▶ [Required work] Omit the pictures, please, and give each record below again exactly.

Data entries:
* Begin *
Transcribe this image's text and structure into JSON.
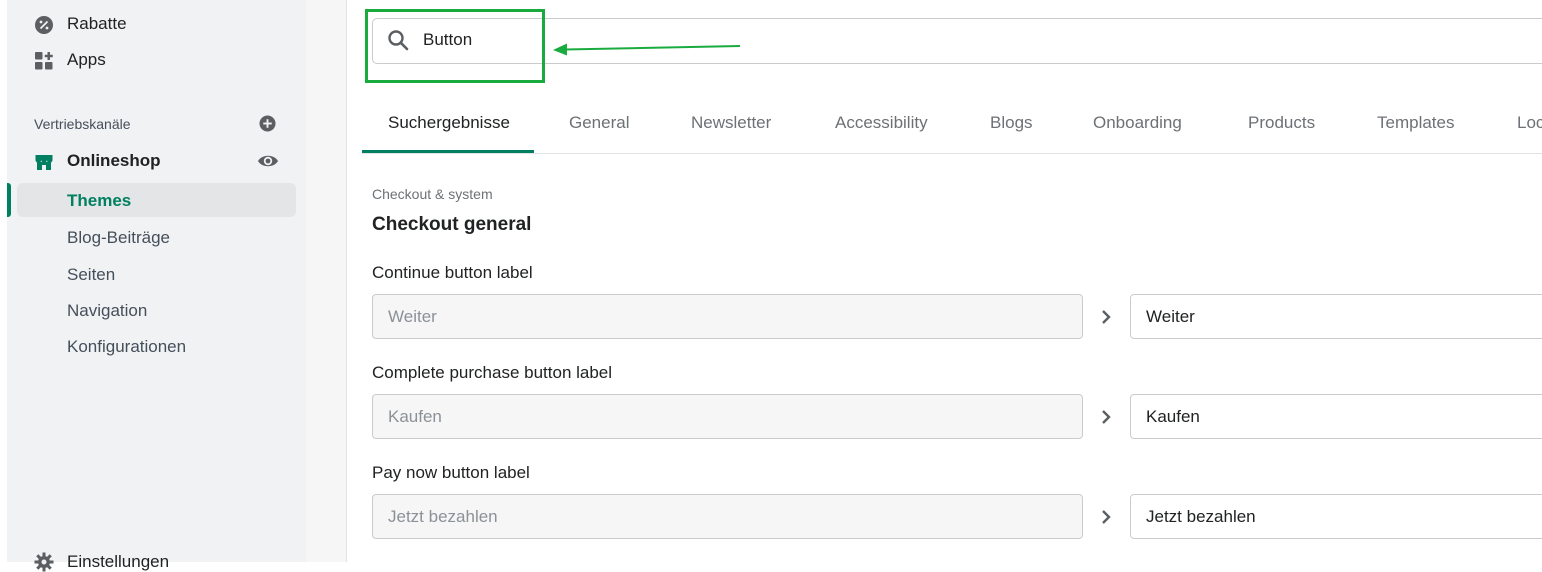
{
  "sidebar": {
    "rabatte_label": "Rabatte",
    "apps_label": "Apps",
    "section_label": "Vertriebskanäle",
    "onlineshop_label": "Onlineshop",
    "themes_label": "Themes",
    "sub_items": [
      "Blog-Beiträge",
      "Seiten",
      "Navigation",
      "Konfigurationen"
    ],
    "settings_label": "Einstellungen"
  },
  "search": {
    "value": "Button"
  },
  "tabs": [
    "Suchergebnisse",
    "General",
    "Newsletter",
    "Accessibility",
    "Blogs",
    "Onboarding",
    "Products",
    "Templates",
    "Loc"
  ],
  "content": {
    "breadcrumb": "Checkout & system",
    "title": "Checkout general",
    "fields": [
      {
        "label": "Continue button label",
        "default": "Weiter",
        "value": "Weiter"
      },
      {
        "label": "Complete purchase button label",
        "default": "Kaufen",
        "value": "Kaufen"
      },
      {
        "label": "Pay now button label",
        "default": "Jetzt bezahlen",
        "value": "Jetzt bezahlen"
      }
    ]
  },
  "colors": {
    "accent": "#008060",
    "highlight": "#1aab3f"
  }
}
* End *
▶ [Output of the task]
Transcribe this image's text and structure into JSON.
{
  "sidebar": {
    "rabatte_label": "Rabatte",
    "apps_label": "Apps",
    "section_label": "Vertriebskanäle",
    "onlineshop_label": "Onlineshop",
    "themes_label": "Themes",
    "sub_items": [
      "Blog-Beiträge",
      "Seiten",
      "Navigation",
      "Konfigurationen"
    ],
    "settings_label": "Einstellungen"
  },
  "search": {
    "value": "Button"
  },
  "tabs": [
    "Suchergebnisse",
    "General",
    "Newsletter",
    "Accessibility",
    "Blogs",
    "Onboarding",
    "Products",
    "Templates",
    "Loc"
  ],
  "content": {
    "breadcrumb": "Checkout & system",
    "title": "Checkout general",
    "fields": [
      {
        "label": "Continue button label",
        "default": "Weiter",
        "value": "Weiter"
      },
      {
        "label": "Complete purchase button label",
        "default": "Kaufen",
        "value": "Kaufen"
      },
      {
        "label": "Pay now button label",
        "default": "Jetzt bezahlen",
        "value": "Jetzt bezahlen"
      }
    ]
  },
  "colors": {
    "accent": "#008060",
    "highlight": "#1aab3f"
  }
}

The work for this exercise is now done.